[RECORDS TO PROCESS start]
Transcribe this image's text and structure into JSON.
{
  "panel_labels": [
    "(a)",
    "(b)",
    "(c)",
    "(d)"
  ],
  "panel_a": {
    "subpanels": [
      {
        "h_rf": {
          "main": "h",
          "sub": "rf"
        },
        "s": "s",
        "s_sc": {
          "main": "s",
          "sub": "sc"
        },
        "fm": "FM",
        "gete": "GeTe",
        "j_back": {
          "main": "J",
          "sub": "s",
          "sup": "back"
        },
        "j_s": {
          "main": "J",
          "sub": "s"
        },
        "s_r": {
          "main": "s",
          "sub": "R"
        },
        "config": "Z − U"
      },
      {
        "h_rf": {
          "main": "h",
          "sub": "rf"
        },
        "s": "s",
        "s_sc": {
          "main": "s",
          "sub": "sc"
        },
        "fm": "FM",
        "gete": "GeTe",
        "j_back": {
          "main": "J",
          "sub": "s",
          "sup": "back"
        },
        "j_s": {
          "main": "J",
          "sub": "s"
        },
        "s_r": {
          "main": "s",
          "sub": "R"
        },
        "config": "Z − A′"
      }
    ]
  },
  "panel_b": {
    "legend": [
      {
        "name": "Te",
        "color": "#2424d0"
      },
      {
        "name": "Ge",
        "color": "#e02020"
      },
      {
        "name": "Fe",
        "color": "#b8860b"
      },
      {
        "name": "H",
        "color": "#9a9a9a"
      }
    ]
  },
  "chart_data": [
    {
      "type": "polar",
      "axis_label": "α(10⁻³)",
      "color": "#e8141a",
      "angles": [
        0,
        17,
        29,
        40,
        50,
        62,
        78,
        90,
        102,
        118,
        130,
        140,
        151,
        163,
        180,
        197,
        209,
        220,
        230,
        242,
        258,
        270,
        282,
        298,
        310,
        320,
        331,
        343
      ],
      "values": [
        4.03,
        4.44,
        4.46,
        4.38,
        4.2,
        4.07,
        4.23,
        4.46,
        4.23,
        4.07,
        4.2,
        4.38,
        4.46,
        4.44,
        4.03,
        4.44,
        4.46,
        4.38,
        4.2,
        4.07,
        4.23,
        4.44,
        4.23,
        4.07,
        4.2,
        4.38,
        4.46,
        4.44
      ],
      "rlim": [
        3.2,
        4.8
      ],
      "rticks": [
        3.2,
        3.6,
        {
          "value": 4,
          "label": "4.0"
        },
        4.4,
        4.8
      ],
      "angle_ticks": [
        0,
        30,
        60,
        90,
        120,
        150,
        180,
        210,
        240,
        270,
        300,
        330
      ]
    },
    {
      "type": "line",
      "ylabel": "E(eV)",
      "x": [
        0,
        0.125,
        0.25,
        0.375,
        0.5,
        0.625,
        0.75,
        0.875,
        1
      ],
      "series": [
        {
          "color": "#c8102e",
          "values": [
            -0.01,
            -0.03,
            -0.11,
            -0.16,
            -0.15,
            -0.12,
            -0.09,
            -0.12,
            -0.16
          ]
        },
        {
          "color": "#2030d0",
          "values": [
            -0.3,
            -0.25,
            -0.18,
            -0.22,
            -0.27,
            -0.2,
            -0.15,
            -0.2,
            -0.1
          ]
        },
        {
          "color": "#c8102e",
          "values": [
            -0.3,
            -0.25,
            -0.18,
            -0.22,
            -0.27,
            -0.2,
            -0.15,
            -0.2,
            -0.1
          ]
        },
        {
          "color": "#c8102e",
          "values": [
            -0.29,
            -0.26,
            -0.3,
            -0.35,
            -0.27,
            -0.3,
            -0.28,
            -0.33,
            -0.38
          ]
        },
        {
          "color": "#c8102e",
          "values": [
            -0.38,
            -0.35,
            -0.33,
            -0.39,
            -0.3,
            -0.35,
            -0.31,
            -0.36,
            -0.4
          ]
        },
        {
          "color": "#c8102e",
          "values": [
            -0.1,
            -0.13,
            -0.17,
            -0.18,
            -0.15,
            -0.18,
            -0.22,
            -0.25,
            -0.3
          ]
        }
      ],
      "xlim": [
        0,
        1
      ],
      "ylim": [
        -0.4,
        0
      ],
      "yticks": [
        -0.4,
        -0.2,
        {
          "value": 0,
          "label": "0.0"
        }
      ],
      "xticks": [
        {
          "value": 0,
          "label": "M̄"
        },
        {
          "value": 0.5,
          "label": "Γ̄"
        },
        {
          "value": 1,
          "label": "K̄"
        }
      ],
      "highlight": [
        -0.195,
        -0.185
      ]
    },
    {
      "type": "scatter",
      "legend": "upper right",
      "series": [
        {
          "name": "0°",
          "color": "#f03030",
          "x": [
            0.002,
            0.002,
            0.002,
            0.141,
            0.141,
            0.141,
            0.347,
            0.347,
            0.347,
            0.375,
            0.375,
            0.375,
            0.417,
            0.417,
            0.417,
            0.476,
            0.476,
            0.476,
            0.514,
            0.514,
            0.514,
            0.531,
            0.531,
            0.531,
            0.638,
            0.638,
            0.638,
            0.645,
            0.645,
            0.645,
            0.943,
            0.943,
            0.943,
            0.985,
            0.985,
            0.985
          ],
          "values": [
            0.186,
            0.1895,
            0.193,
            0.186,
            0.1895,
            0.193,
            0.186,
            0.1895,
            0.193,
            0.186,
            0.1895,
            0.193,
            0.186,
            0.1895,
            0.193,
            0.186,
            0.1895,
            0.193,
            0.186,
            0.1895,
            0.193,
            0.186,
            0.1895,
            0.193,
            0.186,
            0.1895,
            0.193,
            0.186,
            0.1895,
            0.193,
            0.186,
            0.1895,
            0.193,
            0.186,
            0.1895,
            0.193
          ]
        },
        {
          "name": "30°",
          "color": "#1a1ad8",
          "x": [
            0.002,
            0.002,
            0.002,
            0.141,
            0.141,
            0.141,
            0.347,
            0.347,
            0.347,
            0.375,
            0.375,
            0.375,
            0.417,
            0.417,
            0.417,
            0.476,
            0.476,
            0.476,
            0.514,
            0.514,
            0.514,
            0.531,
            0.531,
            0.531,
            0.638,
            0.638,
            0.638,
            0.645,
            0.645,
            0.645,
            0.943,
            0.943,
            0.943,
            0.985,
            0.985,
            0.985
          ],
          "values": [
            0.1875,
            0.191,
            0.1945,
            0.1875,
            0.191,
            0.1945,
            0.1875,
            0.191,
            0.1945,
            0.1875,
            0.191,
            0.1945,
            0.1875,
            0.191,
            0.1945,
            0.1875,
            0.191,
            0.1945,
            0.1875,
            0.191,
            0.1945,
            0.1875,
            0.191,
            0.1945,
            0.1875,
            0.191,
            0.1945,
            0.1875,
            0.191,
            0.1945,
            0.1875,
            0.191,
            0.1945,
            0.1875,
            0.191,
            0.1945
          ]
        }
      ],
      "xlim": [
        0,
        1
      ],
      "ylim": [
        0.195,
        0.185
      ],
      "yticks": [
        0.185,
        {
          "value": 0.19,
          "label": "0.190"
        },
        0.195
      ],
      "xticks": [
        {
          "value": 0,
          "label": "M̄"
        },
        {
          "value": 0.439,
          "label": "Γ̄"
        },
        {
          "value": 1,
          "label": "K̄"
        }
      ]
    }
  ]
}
[RECORDS TO PROCESS end]
• TASK BRIEF
The records above must be output exactly, in full.

• ANSWER TO THIS EXERCISE
Transcribe this image's text and structure into JSON.
{
  "panel_labels": [
    "(a)",
    "(b)",
    "(c)",
    "(d)"
  ],
  "panel_a": {
    "subpanels": [
      {
        "h_rf": {
          "main": "h",
          "sub": "rf"
        },
        "s": "s",
        "s_sc": {
          "main": "s",
          "sub": "sc"
        },
        "fm": "FM",
        "gete": "GeTe",
        "j_back": {
          "main": "J",
          "sub": "s",
          "sup": "back"
        },
        "j_s": {
          "main": "J",
          "sub": "s"
        },
        "s_r": {
          "main": "s",
          "sub": "R"
        },
        "config": "Z − U"
      },
      {
        "h_rf": {
          "main": "h",
          "sub": "rf"
        },
        "s": "s",
        "s_sc": {
          "main": "s",
          "sub": "sc"
        },
        "fm": "FM",
        "gete": "GeTe",
        "j_back": {
          "main": "J",
          "sub": "s",
          "sup": "back"
        },
        "j_s": {
          "main": "J",
          "sub": "s"
        },
        "s_r": {
          "main": "s",
          "sub": "R"
        },
        "config": "Z − A′"
      }
    ]
  },
  "panel_b": {
    "legend": [
      {
        "name": "Te",
        "color": "#2424d0"
      },
      {
        "name": "Ge",
        "color": "#e02020"
      },
      {
        "name": "Fe",
        "color": "#b8860b"
      },
      {
        "name": "H",
        "color": "#9a9a9a"
      }
    ]
  },
  "chart_data": [
    {
      "type": "polar",
      "axis_label": "α(10⁻³)",
      "color": "#e8141a",
      "angles": [
        0,
        17,
        29,
        40,
        50,
        62,
        78,
        90,
        102,
        118,
        130,
        140,
        151,
        163,
        180,
        197,
        209,
        220,
        230,
        242,
        258,
        270,
        282,
        298,
        310,
        320,
        331,
        343
      ],
      "values": [
        4.03,
        4.44,
        4.46,
        4.38,
        4.2,
        4.07,
        4.23,
        4.46,
        4.23,
        4.07,
        4.2,
        4.38,
        4.46,
        4.44,
        4.03,
        4.44,
        4.46,
        4.38,
        4.2,
        4.07,
        4.23,
        4.44,
        4.23,
        4.07,
        4.2,
        4.38,
        4.46,
        4.44
      ],
      "rlim": [
        3.2,
        4.8
      ],
      "rticks": [
        3.2,
        3.6,
        {
          "value": 4,
          "label": "4.0"
        },
        4.4,
        4.8
      ],
      "angle_ticks": [
        0,
        30,
        60,
        90,
        120,
        150,
        180,
        210,
        240,
        270,
        300,
        330
      ]
    },
    {
      "type": "line",
      "ylabel": "E(eV)",
      "x": [
        0,
        0.125,
        0.25,
        0.375,
        0.5,
        0.625,
        0.75,
        0.875,
        1
      ],
      "series": [
        {
          "color": "#c8102e",
          "values": [
            -0.01,
            -0.03,
            -0.11,
            -0.16,
            -0.15,
            -0.12,
            -0.09,
            -0.12,
            -0.16
          ]
        },
        {
          "color": "#2030d0",
          "values": [
            -0.3,
            -0.25,
            -0.18,
            -0.22,
            -0.27,
            -0.2,
            -0.15,
            -0.2,
            -0.1
          ]
        },
        {
          "color": "#c8102e",
          "values": [
            -0.3,
            -0.25,
            -0.18,
            -0.22,
            -0.27,
            -0.2,
            -0.15,
            -0.2,
            -0.1
          ]
        },
        {
          "color": "#c8102e",
          "values": [
            -0.29,
            -0.26,
            -0.3,
            -0.35,
            -0.27,
            -0.3,
            -0.28,
            -0.33,
            -0.38
          ]
        },
        {
          "color": "#c8102e",
          "values": [
            -0.38,
            -0.35,
            -0.33,
            -0.39,
            -0.3,
            -0.35,
            -0.31,
            -0.36,
            -0.4
          ]
        },
        {
          "color": "#c8102e",
          "values": [
            -0.1,
            -0.13,
            -0.17,
            -0.18,
            -0.15,
            -0.18,
            -0.22,
            -0.25,
            -0.3
          ]
        }
      ],
      "xlim": [
        0,
        1
      ],
      "ylim": [
        -0.4,
        0
      ],
      "yticks": [
        -0.4,
        -0.2,
        {
          "value": 0,
          "label": "0.0"
        }
      ],
      "xticks": [
        {
          "value": 0,
          "label": "M̄"
        },
        {
          "value": 0.5,
          "label": "Γ̄"
        },
        {
          "value": 1,
          "label": "K̄"
        }
      ],
      "highlight": [
        -0.195,
        -0.185
      ]
    },
    {
      "type": "scatter",
      "legend": "upper right",
      "series": [
        {
          "name": "0°",
          "color": "#f03030",
          "x": [
            0.002,
            0.002,
            0.002,
            0.141,
            0.141,
            0.141,
            0.347,
            0.347,
            0.347,
            0.375,
            0.375,
            0.375,
            0.417,
            0.417,
            0.417,
            0.476,
            0.476,
            0.476,
            0.514,
            0.514,
            0.514,
            0.531,
            0.531,
            0.531,
            0.638,
            0.638,
            0.638,
            0.645,
            0.645,
            0.645,
            0.943,
            0.943,
            0.943,
            0.985,
            0.985,
            0.985
          ],
          "values": [
            0.186,
            0.1895,
            0.193,
            0.186,
            0.1895,
            0.193,
            0.186,
            0.1895,
            0.193,
            0.186,
            0.1895,
            0.193,
            0.186,
            0.1895,
            0.193,
            0.186,
            0.1895,
            0.193,
            0.186,
            0.1895,
            0.193,
            0.186,
            0.1895,
            0.193,
            0.186,
            0.1895,
            0.193,
            0.186,
            0.1895,
            0.193,
            0.186,
            0.1895,
            0.193,
            0.186,
            0.1895,
            0.193
          ]
        },
        {
          "name": "30°",
          "color": "#1a1ad8",
          "x": [
            0.002,
            0.002,
            0.002,
            0.141,
            0.141,
            0.141,
            0.347,
            0.347,
            0.347,
            0.375,
            0.375,
            0.375,
            0.417,
            0.417,
            0.417,
            0.476,
            0.476,
            0.476,
            0.514,
            0.514,
            0.514,
            0.531,
            0.531,
            0.531,
            0.638,
            0.638,
            0.638,
            0.645,
            0.645,
            0.645,
            0.943,
            0.943,
            0.943,
            0.985,
            0.985,
            0.985
          ],
          "values": [
            0.1875,
            0.191,
            0.1945,
            0.1875,
            0.191,
            0.1945,
            0.1875,
            0.191,
            0.1945,
            0.1875,
            0.191,
            0.1945,
            0.1875,
            0.191,
            0.1945,
            0.1875,
            0.191,
            0.1945,
            0.1875,
            0.191,
            0.1945,
            0.1875,
            0.191,
            0.1945,
            0.1875,
            0.191,
            0.1945,
            0.1875,
            0.191,
            0.1945,
            0.1875,
            0.191,
            0.1945,
            0.1875,
            0.191,
            0.1945
          ]
        }
      ],
      "xlim": [
        0,
        1
      ],
      "ylim": [
        0.195,
        0.185
      ],
      "yticks": [
        0.185,
        {
          "value": 0.19,
          "label": "0.190"
        },
        0.195
      ],
      "xticks": [
        {
          "value": 0,
          "label": "M̄"
        },
        {
          "value": 0.439,
          "label": "Γ̄"
        },
        {
          "value": 1,
          "label": "K̄"
        }
      ]
    }
  ]
}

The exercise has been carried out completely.